» **Exercise requirements**
Write out exactly the lines below that run from the line containing "Convert this screenshot" through the last line of the records.

****************************************

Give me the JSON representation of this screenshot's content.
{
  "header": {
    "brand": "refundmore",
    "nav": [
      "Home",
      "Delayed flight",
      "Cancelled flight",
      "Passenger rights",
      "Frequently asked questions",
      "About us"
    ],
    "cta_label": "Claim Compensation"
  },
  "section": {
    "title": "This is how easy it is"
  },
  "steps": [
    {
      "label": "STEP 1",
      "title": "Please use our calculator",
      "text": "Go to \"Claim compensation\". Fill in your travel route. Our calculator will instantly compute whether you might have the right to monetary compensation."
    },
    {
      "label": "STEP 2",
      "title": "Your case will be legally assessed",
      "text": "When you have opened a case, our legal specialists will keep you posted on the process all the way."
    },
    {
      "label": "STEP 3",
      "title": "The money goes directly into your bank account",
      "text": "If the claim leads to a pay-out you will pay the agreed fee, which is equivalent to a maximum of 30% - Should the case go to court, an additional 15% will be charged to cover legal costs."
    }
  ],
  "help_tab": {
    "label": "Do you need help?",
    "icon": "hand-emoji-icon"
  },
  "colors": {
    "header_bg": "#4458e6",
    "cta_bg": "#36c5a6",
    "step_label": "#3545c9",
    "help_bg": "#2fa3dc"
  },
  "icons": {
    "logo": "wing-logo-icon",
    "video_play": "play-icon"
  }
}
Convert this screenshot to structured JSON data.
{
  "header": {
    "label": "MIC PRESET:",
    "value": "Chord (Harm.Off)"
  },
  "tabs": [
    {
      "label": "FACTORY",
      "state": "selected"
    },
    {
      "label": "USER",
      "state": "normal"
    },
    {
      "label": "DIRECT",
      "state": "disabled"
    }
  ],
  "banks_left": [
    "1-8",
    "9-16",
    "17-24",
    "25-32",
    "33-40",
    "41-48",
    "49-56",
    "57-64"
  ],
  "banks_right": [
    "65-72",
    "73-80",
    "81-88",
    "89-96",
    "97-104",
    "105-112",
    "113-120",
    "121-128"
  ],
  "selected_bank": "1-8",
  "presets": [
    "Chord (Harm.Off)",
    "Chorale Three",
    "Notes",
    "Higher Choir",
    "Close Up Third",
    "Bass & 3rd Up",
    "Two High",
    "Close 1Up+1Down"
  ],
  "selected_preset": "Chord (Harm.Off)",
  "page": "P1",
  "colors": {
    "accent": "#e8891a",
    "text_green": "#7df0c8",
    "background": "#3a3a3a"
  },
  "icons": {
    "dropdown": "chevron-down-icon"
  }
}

****************************************

» **Task response**
Convert this screenshot to structured JSON data.
{
  "header": {
    "label": "MIC PRESET:",
    "value": "Chord (Harm.Off)"
  },
  "tabs": [
    {
      "label": "FACTORY",
      "state": "selected"
    },
    {
      "label": "USER",
      "state": "normal"
    },
    {
      "label": "DIRECT",
      "state": "disabled"
    }
  ],
  "banks_left": [
    "1-8",
    "9-16",
    "17-24",
    "25-32",
    "33-40",
    "41-48",
    "49-56",
    "57-64"
  ],
  "banks_right": [
    "65-72",
    "73-80",
    "81-88",
    "89-96",
    "97-104",
    "105-112",
    "113-120",
    "121-128"
  ],
  "selected_bank": "1-8",
  "presets": [
    "Chord (Harm.Off)",
    "Chorale Three",
    "Notes",
    "Higher Choir",
    "Close Up Third",
    "Bass & 3rd Up",
    "Two High",
    "Close 1Up+1Down"
  ],
  "selected_preset": "Chord (Harm.Off)",
  "page": "P1",
  "colors": {
    "accent": "#e8891a",
    "text_green": "#7df0c8",
    "background": "#3a3a3a"
  },
  "icons": {
    "dropdown": "chevron-down-icon"
  }
}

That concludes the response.